**Required work:**
Your copy should begin at the line containing "Transcribe the text in this document." and end at the last line of the records; transcribe those lines exactly and leave out every picture.

**Information provided:**
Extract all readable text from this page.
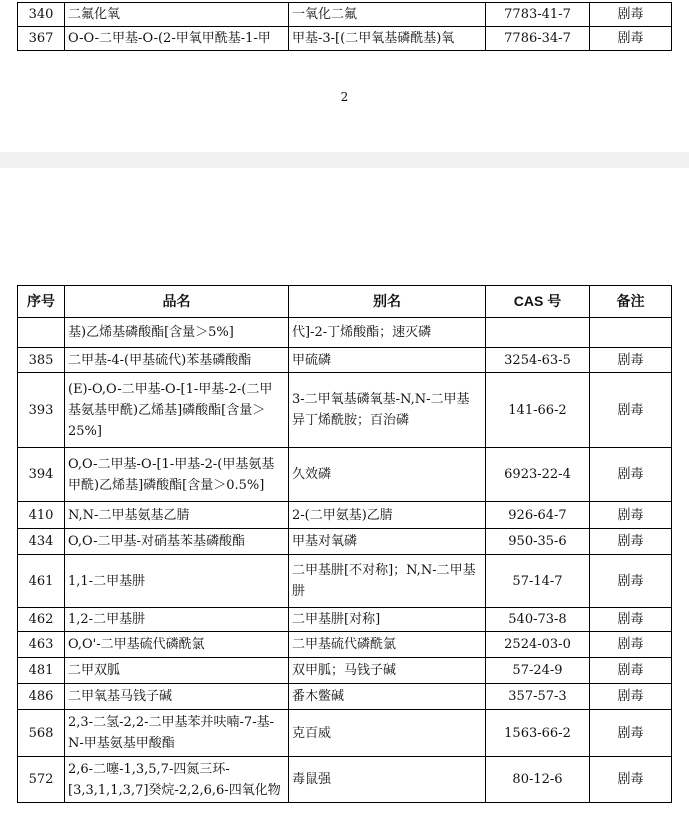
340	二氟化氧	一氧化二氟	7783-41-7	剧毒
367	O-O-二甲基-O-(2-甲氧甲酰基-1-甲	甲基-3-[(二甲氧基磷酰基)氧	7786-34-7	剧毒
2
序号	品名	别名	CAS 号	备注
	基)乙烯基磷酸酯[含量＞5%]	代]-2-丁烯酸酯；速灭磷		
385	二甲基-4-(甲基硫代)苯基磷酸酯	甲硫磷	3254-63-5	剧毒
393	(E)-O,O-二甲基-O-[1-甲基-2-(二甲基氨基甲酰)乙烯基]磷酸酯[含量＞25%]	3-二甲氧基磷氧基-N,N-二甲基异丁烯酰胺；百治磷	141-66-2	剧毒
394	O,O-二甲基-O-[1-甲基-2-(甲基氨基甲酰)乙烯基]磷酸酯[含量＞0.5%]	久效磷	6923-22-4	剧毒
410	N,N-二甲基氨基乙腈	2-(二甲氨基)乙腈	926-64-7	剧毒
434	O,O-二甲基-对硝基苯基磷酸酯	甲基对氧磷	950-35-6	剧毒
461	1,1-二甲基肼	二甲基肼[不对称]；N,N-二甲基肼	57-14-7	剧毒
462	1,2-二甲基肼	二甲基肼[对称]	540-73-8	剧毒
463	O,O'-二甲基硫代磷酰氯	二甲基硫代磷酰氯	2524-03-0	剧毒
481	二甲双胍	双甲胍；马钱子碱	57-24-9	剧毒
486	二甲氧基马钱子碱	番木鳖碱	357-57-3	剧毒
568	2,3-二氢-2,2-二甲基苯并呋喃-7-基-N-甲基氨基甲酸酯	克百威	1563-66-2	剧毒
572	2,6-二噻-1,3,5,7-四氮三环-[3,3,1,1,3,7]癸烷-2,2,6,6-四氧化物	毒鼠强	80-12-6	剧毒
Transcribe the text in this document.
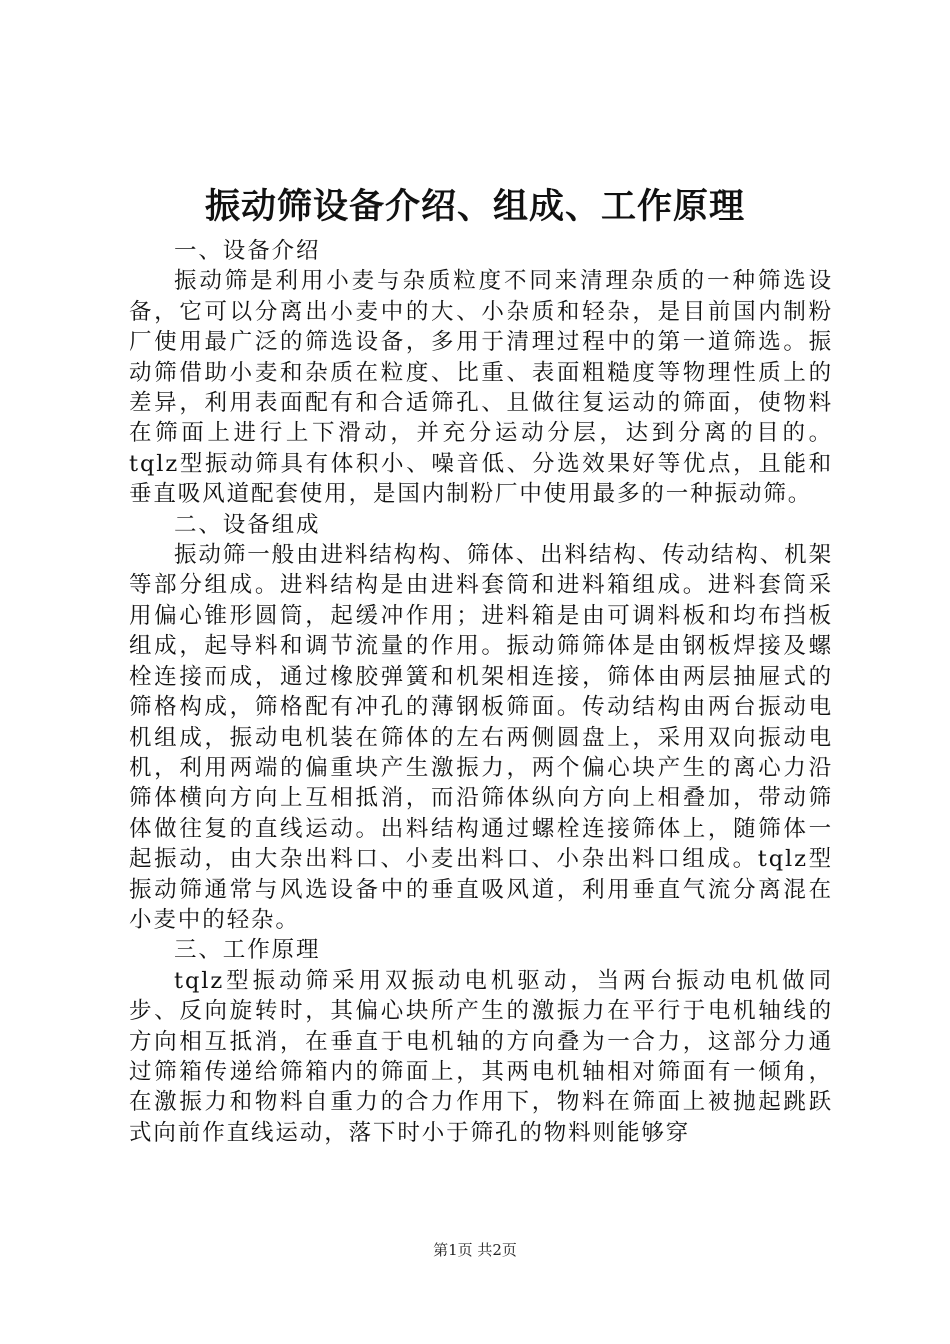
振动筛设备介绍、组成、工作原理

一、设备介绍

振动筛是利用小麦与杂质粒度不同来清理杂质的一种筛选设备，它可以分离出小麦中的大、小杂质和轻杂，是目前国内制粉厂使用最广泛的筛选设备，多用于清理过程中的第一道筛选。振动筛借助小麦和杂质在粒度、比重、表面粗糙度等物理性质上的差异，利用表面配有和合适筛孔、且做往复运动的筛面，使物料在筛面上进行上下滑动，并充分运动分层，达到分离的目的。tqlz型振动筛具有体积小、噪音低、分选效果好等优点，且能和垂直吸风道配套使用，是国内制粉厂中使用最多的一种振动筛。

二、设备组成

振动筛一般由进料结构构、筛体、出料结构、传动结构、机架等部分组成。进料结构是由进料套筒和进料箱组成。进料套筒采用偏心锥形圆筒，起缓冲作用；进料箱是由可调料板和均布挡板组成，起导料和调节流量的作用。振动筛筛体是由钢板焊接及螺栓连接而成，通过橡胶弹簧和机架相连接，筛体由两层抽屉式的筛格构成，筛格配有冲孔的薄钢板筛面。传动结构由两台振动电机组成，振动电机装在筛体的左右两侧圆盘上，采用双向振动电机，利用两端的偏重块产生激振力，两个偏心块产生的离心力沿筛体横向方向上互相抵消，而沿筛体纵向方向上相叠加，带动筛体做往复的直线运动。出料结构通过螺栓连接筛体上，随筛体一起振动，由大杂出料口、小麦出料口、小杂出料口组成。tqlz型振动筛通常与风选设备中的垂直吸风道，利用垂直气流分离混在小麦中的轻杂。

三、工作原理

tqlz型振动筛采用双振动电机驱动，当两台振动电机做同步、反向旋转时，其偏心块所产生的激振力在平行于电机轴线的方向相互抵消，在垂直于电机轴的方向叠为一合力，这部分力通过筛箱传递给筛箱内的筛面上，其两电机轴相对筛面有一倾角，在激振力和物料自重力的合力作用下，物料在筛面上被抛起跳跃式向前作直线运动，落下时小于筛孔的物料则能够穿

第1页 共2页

**Exercise result:**
Transcribe the text in this document.
振动筛设备介绍、组成、工作原理

一、设备介绍

振动筛是利用小麦与杂质粒度不同来清理杂质的一种筛选设备，它可以分离出小麦中的大、小杂质和轻杂，是目前国内制粉厂使用最广泛的筛选设备，多用于清理过程中的第一道筛选。振动筛借助小麦和杂质在粒度、比重、表面粗糙度等物理性质上的差异，利用表面配有和合适筛孔、且做往复运动的筛面，使物料在筛面上进行上下滑动，并充分运动分层，达到分离的目的。tqlz型振动筛具有体积小、噪音低、分选效果好等优点，且能和垂直吸风道配套使用，是国内制粉厂中使用最多的一种振动筛。

二、设备组成

振动筛一般由进料结构构、筛体、出料结构、传动结构、机架等部分组成。进料结构是由进料套筒和进料箱组成。进料套筒采用偏心锥形圆筒，起缓冲作用；进料箱是由可调料板和均布挡板组成，起导料和调节流量的作用。振动筛筛体是由钢板焊接及螺栓连接而成，通过橡胶弹簧和机架相连接，筛体由两层抽屉式的筛格构成，筛格配有冲孔的薄钢板筛面。传动结构由两台振动电机组成，振动电机装在筛体的左右两侧圆盘上，采用双向振动电机，利用两端的偏重块产生激振力，两个偏心块产生的离心力沿筛体横向方向上互相抵消，而沿筛体纵向方向上相叠加，带动筛体做往复的直线运动。出料结构通过螺栓连接筛体上，随筛体一起振动，由大杂出料口、小麦出料口、小杂出料口组成。tqlz型振动筛通常与风选设备中的垂直吸风道，利用垂直气流分离混在小麦中的轻杂。

三、工作原理

tqlz型振动筛采用双振动电机驱动，当两台振动电机做同步、反向旋转时，其偏心块所产生的激振力在平行于电机轴线的方向相互抵消，在垂直于电机轴的方向叠为一合力，这部分力通过筛箱传递给筛箱内的筛面上，其两电机轴相对筛面有一倾角，在激振力和物料自重力的合力作用下，物料在筛面上被抛起跳跃式向前作直线运动，落下时小于筛孔的物料则能够穿

第1页 共2页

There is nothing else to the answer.